◆ Instruction
Produce a verbatim copy of the entries listed below.
— start Supplied material —
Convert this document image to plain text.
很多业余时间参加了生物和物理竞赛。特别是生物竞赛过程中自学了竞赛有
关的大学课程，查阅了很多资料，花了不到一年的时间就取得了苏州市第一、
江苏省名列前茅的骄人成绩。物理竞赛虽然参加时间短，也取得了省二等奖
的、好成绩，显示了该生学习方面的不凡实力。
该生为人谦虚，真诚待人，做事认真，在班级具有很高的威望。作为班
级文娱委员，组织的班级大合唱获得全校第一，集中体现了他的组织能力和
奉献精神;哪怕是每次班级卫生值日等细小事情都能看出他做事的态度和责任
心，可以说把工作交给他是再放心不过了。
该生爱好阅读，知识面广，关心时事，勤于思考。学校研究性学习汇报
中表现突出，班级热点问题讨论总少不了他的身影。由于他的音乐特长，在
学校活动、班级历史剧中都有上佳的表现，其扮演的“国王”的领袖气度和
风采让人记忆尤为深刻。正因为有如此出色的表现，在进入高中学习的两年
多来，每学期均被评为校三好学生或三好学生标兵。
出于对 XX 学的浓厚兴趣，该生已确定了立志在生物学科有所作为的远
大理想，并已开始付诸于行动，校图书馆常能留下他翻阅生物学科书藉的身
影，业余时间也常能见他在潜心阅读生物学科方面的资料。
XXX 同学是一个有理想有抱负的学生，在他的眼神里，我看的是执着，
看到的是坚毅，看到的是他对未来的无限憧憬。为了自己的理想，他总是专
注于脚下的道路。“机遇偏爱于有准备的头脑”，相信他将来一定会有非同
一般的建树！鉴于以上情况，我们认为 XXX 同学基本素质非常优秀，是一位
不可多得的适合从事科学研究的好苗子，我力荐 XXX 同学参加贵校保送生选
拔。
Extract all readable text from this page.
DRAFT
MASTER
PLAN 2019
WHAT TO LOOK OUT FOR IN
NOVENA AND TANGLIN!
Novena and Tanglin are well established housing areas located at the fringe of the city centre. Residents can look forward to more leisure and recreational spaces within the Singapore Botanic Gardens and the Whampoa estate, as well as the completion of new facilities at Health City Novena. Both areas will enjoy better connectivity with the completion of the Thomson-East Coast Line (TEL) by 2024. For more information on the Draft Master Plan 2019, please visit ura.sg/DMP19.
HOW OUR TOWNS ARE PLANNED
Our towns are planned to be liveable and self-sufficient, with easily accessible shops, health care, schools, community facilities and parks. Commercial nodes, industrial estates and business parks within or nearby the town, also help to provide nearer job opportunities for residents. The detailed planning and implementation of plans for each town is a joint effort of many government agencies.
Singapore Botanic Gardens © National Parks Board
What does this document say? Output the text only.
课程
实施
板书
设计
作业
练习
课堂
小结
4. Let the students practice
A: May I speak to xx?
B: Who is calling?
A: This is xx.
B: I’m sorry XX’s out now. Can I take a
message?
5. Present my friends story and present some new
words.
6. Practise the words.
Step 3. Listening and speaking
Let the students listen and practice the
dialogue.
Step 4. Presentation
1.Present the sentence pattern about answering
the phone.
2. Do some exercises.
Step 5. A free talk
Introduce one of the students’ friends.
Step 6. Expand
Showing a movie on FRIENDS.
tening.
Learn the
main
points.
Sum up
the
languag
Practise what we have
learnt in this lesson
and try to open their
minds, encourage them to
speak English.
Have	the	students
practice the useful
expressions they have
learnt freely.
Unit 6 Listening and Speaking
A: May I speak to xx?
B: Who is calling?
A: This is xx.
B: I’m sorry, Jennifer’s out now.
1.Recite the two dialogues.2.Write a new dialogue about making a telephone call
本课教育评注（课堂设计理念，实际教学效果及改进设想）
— end Supplied material —
◆ Expected answer
Convert this document image to plain text.
很多业余时间参加了生物和物理竞赛。特别是生物竞赛过程中自学了竞赛有
关的大学课程，查阅了很多资料，花了不到一年的时间就取得了苏州市第一、
江苏省名列前茅的骄人成绩。物理竞赛虽然参加时间短，也取得了省二等奖
的、好成绩，显示了该生学习方面的不凡实力。
该生为人谦虚，真诚待人，做事认真，在班级具有很高的威望。作为班
级文娱委员，组织的班级大合唱获得全校第一，集中体现了他的组织能力和
奉献精神;哪怕是每次班级卫生值日等细小事情都能看出他做事的态度和责任
心，可以说把工作交给他是再放心不过了。
该生爱好阅读，知识面广，关心时事，勤于思考。学校研究性学习汇报
中表现突出，班级热点问题讨论总少不了他的身影。由于他的音乐特长，在
学校活动、班级历史剧中都有上佳的表现，其扮演的“国王”的领袖气度和
风采让人记忆尤为深刻。正因为有如此出色的表现，在进入高中学习的两年
多来，每学期均被评为校三好学生或三好学生标兵。
出于对 XX 学的浓厚兴趣，该生已确定了立志在生物学科有所作为的远
大理想，并已开始付诸于行动，校图书馆常能留下他翻阅生物学科书藉的身
影，业余时间也常能见他在潜心阅读生物学科方面的资料。
XXX 同学是一个有理想有抱负的学生，在他的眼神里，我看的是执着，
看到的是坚毅，看到的是他对未来的无限憧憬。为了自己的理想，他总是专
注于脚下的道路。“机遇偏爱于有准备的头脑”，相信他将来一定会有非同
一般的建树！鉴于以上情况，我们认为 XXX 同学基本素质非常优秀，是一位
不可多得的适合从事科学研究的好苗子，我力荐 XXX 同学参加贵校保送生选
拔。
Extract all readable text from this page.
DRAFT
MASTER
PLAN 2019
WHAT TO LOOK OUT FOR IN
NOVENA AND TANGLIN!
Novena and Tanglin are well established housing areas located at the fringe of the city centre. Residents can look forward to more leisure and recreational spaces within the Singapore Botanic Gardens and the Whampoa estate, as well as the completion of new facilities at Health City Novena. Both areas will enjoy better connectivity with the completion of the Thomson-East Coast Line (TEL) by 2024. For more information on the Draft Master Plan 2019, please visit ura.sg/DMP19.
HOW OUR TOWNS ARE PLANNED
Our towns are planned to be liveable and self-sufficient, with easily accessible shops, health care, schools, community facilities and parks. Commercial nodes, industrial estates and business parks within or nearby the town, also help to provide nearer job opportunities for residents. The detailed planning and implementation of plans for each town is a joint effort of many government agencies.
Singapore Botanic Gardens © National Parks Board
What does this document say? Output the text only.
课程
实施
板书
设计
作业
练习
课堂
小结
4. Let the students practice
A: May I speak to xx?
B: Who is calling?
A: This is xx.
B: I’m sorry XX’s out now. Can I take a
message?
5. Present my friends story and present some new
words.
6. Practise the words.
Step 3. Listening and speaking
Let the students listen and practice the
dialogue.
Step 4. Presentation
1.Present the sentence pattern about answering
the phone.
2. Do some exercises.
Step 5. A free talk
Introduce one of the students’ friends.
Step 6. Expand
Showing a movie on FRIENDS.
tening.
Learn the
main
points.
Sum up
the
languag
Practise what we have
learnt in this lesson
and try to open their
minds, encourage them to
speak English.
Have	the	students
practice the useful
expressions they have
learnt freely.
Unit 6 Listening and Speaking
A: May I speak to xx?
B: Who is calling?
A: This is xx.
B: I’m sorry, Jennifer’s out now.
1.Recite the two dialogues.2.Write a new dialogue about making a telephone call
本课教育评注（课堂设计理念，实际教学效果及改进设想）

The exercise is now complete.